- [What is asked]
Set down all of the data that follows word for word, without the images.

[start Excerpted records]

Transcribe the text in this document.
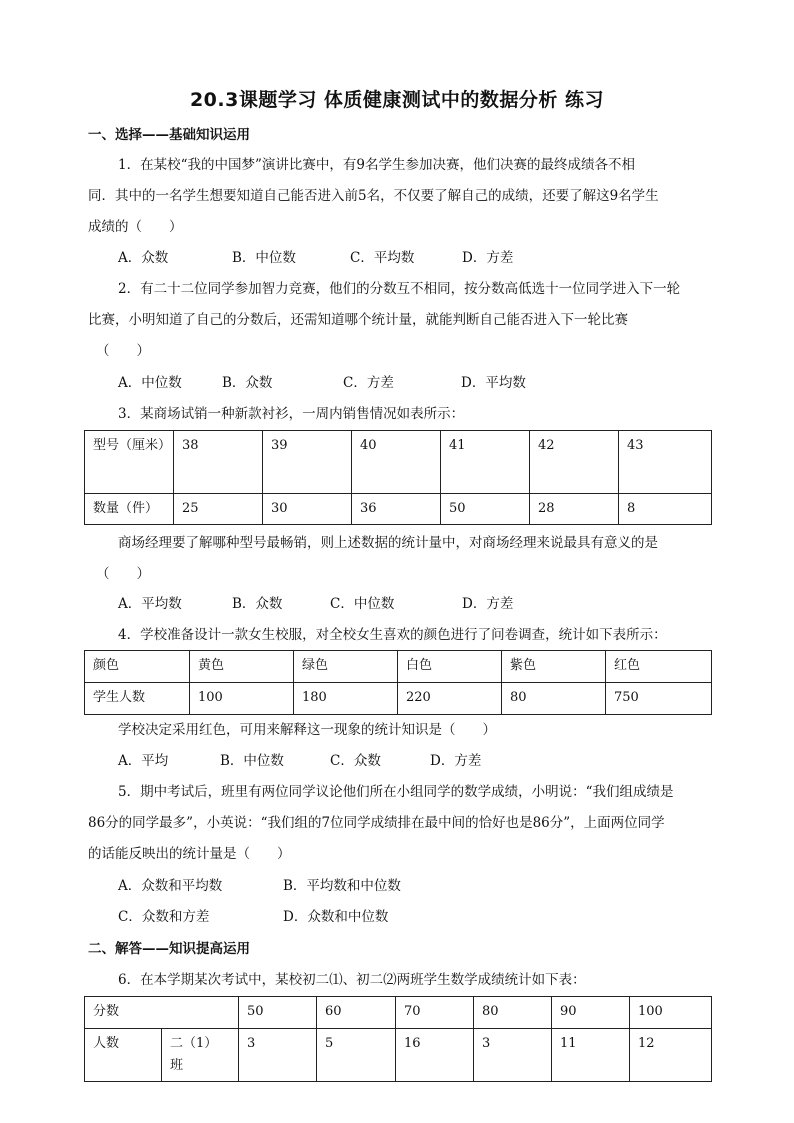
20.3课题学习 体质健康测试中的数据分析 练习
一、选择——基础知识运用
1．在某校“我的中国梦”演讲比赛中，有9名学生参加决赛，他们决赛的最终成绩各不相
同．其中的一名学生想要知道自己能否进入前5名，不仅要了解自己的成绩，还要了解这9名学生
成绩的（　　）
A．众数	B．中位数	C．平均数	D．方差
2．有二十二位同学参加智力竞赛，他们的分数互不相同，按分数高低选十一位同学进入下一轮
比赛，小明知道了自己的分数后，还需知道哪个统计量，就能判断自己能否进入下一轮比赛
（　　）
A．中位数	B．众数	C．方差	D．平均数
3．某商场试销一种新款衬衫，一周内销售情况如表所示：
型号（厘米）	38	39	40	41	42	43
数量（件）	25	30	36	50	28	8
商场经理要了解哪种型号最畅销，则上述数据的统计量中，对商场经理来说最具有意义的是
（　　）
A．平均数	B．众数	C．中位数	D．方差
4．学校准备设计一款女生校服，对全校女生喜欢的颜色进行了问卷调查，统计如下表所示：
颜色	黄色	绿色	白色	紫色	红色
学生人数	100	180	220	80	750
学校决定采用红色，可用来解释这一现象的统计知识是（　　）
A．平均	B．中位数	C．众数	D．方差
5．期中考试后，班里有两位同学议论他们所在小组同学的数学成绩，小明说：“我们组成绩是
86分的同学最多”，小英说：“我们组的7位同学成绩排在最中间的恰好也是86分”，上面两位同学
的话能反映出的统计量是（　　）
A．众数和平均数	B．平均数和中位数
C．众数和方差	D．众数和中位数
二、解答——知识提高运用
6．在本学期某次考试中，某校初二⑴、初二⑵两班学生数学成绩统计如下表：
分数		50	60	70	80	90	100
人数	二（1）班	3	5	16	3	11	12
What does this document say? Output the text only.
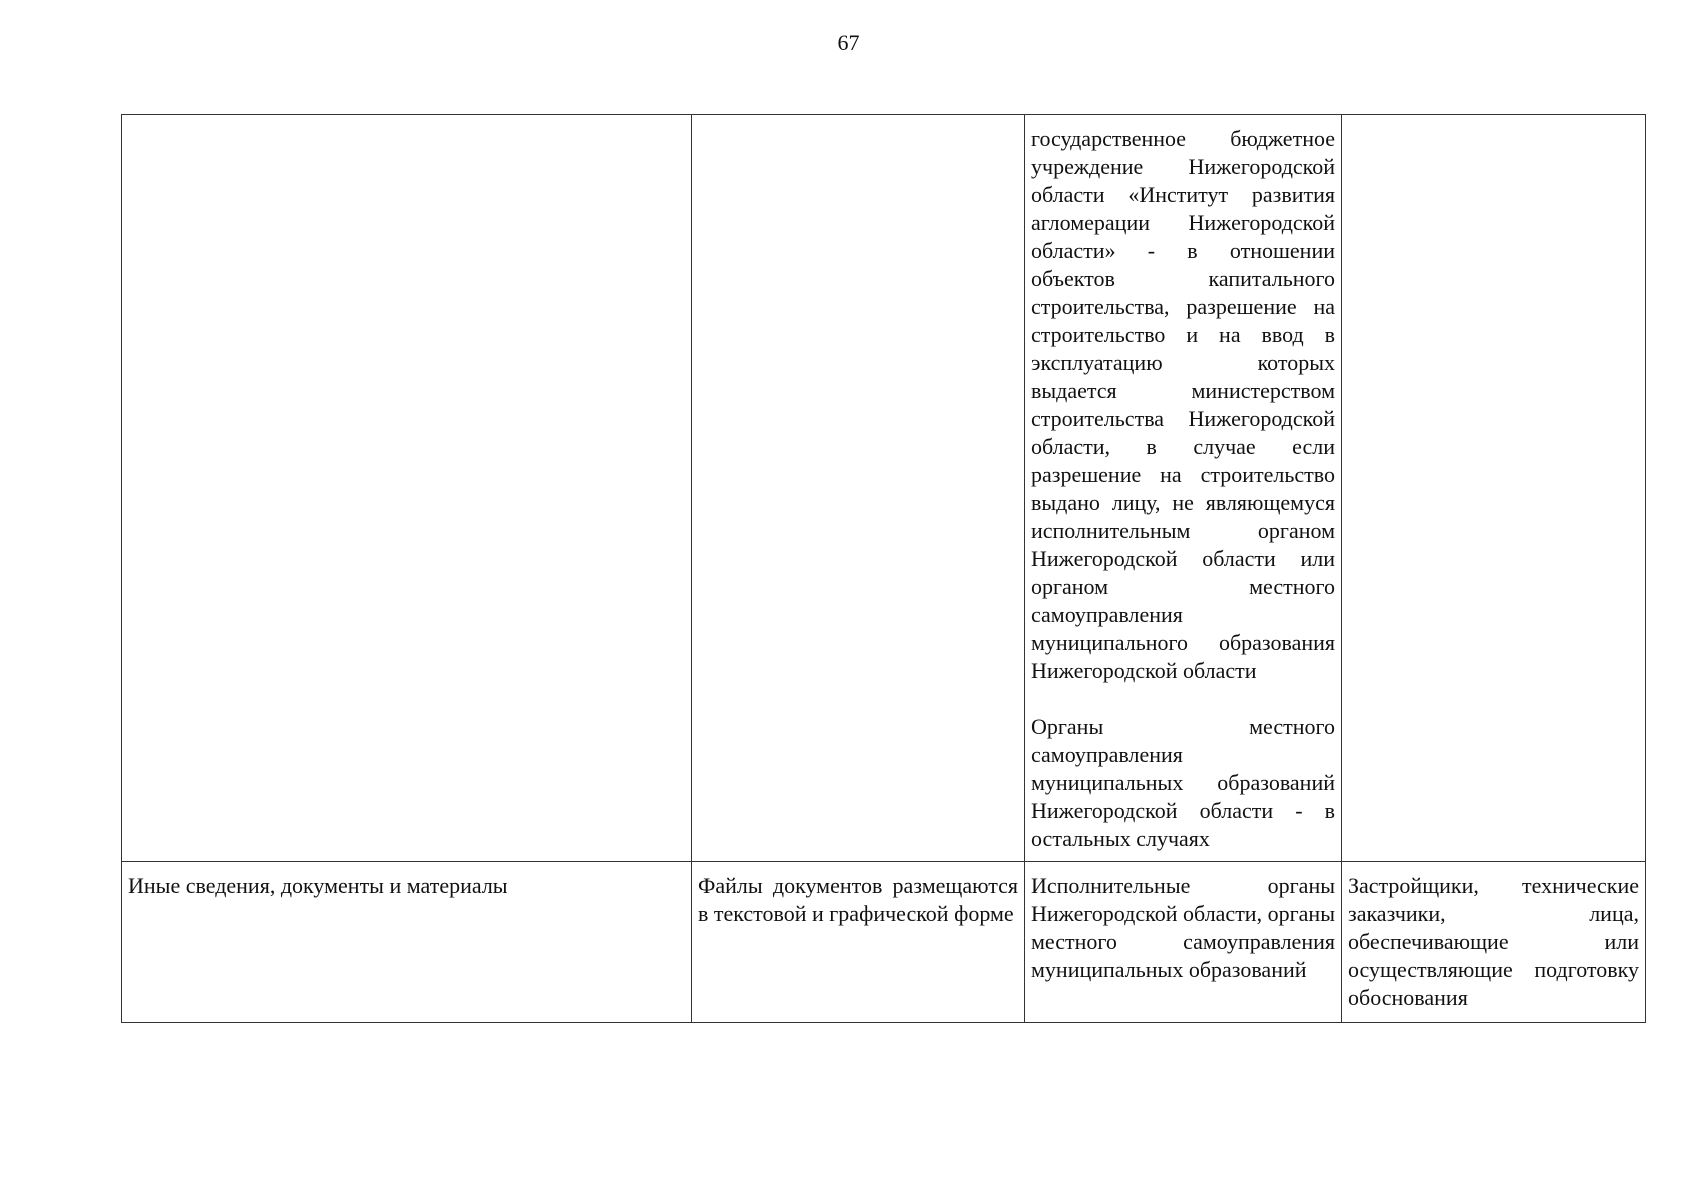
67

		государственное бюджетное учреждение Нижегородской области «Институт развития агломерации Нижегородской области» - в отношении объектов капитального строительства, разрешение на строительство и на ввод в эксплуатацию которых выдается министерством строительства Нижегородской области, в случае если разрешение на строительство выдано лицу, не являющемуся исполнительным органом Нижегородской области или органом местного самоуправления муниципального образования Нижегородской области
Органы местного самоуправления муниципальных образований Нижегородской области - в остальных случаях	

Иные сведения, документы и материалы	Файлы документов размещаются в текстовой и графической форме	Исполнительные органы Нижегородской области, органы местного самоуправления муниципальных образований	Застройщики, технические заказчики, лица, обеспечивающие или осуществляющие подготовку обоснования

[end Excerpted records]

- [Solution to this exercise]
Transcribe the text in this document.
20.3课题学习 体质健康测试中的数据分析 练习
一、选择——基础知识运用
1．在某校“我的中国梦”演讲比赛中，有9名学生参加决赛，他们决赛的最终成绩各不相
同．其中的一名学生想要知道自己能否进入前5名，不仅要了解自己的成绩，还要了解这9名学生
成绩的（　　）
A．众数	B．中位数	C．平均数	D．方差
2．有二十二位同学参加智力竞赛，他们的分数互不相同，按分数高低选十一位同学进入下一轮
比赛，小明知道了自己的分数后，还需知道哪个统计量，就能判断自己能否进入下一轮比赛
（　　）
A．中位数	B．众数	C．方差	D．平均数
3．某商场试销一种新款衬衫，一周内销售情况如表所示：
型号（厘米）	38	39	40	41	42	43
数量（件）	25	30	36	50	28	8
商场经理要了解哪种型号最畅销，则上述数据的统计量中，对商场经理来说最具有意义的是
（　　）
A．平均数	B．众数	C．中位数	D．方差
4．学校准备设计一款女生校服，对全校女生喜欢的颜色进行了问卷调查，统计如下表所示：
颜色	黄色	绿色	白色	紫色	红色
学生人数	100	180	220	80	750
学校决定采用红色，可用来解释这一现象的统计知识是（　　）
A．平均	B．中位数	C．众数	D．方差
5．期中考试后，班里有两位同学议论他们所在小组同学的数学成绩，小明说：“我们组成绩是
86分的同学最多”，小英说：“我们组的7位同学成绩排在最中间的恰好也是86分”，上面两位同学
的话能反映出的统计量是（　　）
A．众数和平均数	B．平均数和中位数
C．众数和方差	D．众数和中位数
二、解答——知识提高运用
6．在本学期某次考试中，某校初二⑴、初二⑵两班学生数学成绩统计如下表：
分数		50	60	70	80	90	100
人数	二（1）班	3	5	16	3	11	12
What does this document say? Output the text only.
67

		государственное бюджетное учреждение Нижегородской области «Институт развития агломерации Нижегородской области» - в отношении объектов капитального строительства, разрешение на строительство и на ввод в эксплуатацию которых выдается министерством строительства Нижегородской области, в случае если разрешение на строительство выдано лицу, не являющемуся исполнительным органом Нижегородской области или органом местного самоуправления муниципального образования Нижегородской области
Органы местного самоуправления муниципальных образований Нижегородской области - в остальных случаях	

Иные сведения, документы и материалы	Файлы документов размещаются в текстовой и графической форме	Исполнительные органы Нижегородской области, органы местного самоуправления муниципальных образований	Застройщики, технические заказчики, лица, обеспечивающие или осуществляющие подготовку обоснования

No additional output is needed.